## Task goal
Count the lines below that contain the word "value", and reply with only that number.

## The data
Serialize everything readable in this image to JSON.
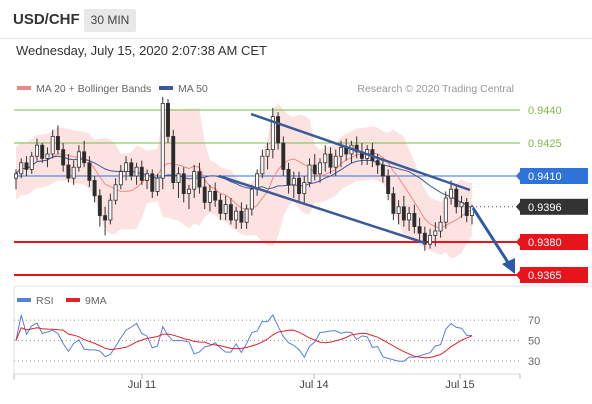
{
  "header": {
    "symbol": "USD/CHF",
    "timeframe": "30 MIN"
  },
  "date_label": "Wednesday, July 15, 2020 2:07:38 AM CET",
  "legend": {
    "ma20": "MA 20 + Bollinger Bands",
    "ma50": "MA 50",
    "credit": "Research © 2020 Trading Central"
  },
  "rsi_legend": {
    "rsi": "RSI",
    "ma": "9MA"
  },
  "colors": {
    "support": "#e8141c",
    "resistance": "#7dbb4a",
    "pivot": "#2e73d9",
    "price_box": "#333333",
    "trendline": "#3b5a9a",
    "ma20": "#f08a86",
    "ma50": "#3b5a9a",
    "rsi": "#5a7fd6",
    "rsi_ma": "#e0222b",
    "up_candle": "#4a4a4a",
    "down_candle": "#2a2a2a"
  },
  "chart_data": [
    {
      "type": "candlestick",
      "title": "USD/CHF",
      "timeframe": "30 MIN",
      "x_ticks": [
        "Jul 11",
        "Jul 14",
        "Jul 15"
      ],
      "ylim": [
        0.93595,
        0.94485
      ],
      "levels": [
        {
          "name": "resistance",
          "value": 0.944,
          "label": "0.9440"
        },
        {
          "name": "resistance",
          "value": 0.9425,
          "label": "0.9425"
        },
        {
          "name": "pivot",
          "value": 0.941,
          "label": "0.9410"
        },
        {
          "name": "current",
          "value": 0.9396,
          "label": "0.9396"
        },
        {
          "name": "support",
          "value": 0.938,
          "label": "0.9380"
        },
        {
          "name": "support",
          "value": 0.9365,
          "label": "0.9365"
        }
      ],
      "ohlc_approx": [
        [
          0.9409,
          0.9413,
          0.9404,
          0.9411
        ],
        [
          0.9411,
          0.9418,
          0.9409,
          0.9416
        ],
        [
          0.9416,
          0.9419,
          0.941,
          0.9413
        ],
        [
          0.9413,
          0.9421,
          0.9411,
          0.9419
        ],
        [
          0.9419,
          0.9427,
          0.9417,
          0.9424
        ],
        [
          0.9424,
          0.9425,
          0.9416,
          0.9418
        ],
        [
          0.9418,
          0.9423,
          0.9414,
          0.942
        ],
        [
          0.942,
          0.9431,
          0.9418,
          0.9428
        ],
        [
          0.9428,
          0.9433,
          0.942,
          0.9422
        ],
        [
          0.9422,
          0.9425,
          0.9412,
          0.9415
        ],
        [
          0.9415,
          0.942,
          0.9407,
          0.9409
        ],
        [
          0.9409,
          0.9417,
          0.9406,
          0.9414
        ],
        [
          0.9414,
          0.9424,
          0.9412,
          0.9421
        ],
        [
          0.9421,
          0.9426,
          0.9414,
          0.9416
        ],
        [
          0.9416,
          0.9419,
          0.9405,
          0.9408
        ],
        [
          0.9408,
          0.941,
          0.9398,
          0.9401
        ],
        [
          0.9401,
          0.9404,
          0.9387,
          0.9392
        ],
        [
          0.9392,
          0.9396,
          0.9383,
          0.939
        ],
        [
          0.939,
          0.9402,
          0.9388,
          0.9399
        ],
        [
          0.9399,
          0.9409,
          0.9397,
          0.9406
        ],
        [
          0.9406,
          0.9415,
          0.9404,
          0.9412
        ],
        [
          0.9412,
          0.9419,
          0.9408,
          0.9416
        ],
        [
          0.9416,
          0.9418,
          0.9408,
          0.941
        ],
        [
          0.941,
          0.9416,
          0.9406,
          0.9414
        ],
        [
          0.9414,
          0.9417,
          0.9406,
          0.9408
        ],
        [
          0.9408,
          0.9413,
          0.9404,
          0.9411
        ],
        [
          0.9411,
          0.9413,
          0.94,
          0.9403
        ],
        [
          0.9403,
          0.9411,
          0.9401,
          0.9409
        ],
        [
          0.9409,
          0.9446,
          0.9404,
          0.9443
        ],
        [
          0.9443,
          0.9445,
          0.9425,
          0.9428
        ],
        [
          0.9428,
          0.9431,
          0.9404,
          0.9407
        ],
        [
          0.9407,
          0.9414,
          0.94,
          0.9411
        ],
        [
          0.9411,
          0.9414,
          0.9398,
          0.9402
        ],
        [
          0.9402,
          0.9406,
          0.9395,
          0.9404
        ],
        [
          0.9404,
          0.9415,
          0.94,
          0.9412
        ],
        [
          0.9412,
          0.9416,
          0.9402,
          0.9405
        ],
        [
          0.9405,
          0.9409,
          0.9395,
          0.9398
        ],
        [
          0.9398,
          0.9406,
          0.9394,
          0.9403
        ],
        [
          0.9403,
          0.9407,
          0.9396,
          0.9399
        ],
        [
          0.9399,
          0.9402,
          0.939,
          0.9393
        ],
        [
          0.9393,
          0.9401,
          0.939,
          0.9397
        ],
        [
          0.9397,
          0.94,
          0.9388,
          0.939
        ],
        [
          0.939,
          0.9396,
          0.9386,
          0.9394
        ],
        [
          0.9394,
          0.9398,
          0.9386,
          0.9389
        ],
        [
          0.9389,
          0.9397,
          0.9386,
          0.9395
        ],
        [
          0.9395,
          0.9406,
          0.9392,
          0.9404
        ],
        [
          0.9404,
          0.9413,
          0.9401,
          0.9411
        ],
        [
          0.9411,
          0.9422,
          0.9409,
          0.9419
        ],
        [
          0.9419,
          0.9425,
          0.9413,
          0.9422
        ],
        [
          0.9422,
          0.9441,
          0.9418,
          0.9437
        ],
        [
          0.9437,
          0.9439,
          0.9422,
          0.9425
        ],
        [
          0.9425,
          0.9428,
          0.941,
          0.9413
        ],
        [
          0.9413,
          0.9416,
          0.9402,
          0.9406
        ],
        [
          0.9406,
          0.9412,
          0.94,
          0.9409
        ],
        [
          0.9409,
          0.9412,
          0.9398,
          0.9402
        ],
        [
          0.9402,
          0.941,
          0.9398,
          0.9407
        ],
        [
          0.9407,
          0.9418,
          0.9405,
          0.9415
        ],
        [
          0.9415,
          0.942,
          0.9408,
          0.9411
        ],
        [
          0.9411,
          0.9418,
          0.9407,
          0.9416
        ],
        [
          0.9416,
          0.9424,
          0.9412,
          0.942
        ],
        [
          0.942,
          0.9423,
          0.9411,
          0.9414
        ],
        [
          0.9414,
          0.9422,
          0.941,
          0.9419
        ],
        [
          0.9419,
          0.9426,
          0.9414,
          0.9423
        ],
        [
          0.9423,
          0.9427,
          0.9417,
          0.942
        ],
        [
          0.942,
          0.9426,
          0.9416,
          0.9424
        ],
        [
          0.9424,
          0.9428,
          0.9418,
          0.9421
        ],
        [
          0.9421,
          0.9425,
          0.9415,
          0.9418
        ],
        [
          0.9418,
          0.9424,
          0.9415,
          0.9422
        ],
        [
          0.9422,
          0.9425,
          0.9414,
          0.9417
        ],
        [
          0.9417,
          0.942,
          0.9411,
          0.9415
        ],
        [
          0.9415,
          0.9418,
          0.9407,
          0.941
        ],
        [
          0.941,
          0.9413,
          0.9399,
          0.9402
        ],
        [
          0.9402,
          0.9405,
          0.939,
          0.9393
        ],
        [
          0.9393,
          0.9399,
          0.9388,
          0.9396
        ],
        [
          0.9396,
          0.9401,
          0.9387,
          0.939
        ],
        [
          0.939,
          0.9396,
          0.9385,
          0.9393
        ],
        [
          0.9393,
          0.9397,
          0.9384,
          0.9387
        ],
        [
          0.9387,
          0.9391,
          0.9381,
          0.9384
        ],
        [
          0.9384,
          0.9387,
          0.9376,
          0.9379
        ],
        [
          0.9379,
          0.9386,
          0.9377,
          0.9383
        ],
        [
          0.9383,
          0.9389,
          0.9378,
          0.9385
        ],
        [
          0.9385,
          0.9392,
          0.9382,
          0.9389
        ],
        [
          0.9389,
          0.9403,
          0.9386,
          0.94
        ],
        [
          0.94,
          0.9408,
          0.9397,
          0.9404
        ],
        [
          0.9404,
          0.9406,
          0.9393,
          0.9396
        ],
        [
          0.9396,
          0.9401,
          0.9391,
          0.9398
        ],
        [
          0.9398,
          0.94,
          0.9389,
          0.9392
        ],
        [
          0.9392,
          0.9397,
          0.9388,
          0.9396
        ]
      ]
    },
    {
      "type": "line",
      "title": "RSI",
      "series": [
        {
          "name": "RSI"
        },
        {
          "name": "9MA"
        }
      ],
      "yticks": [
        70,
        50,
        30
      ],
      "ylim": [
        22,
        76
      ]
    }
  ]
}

## Response below
6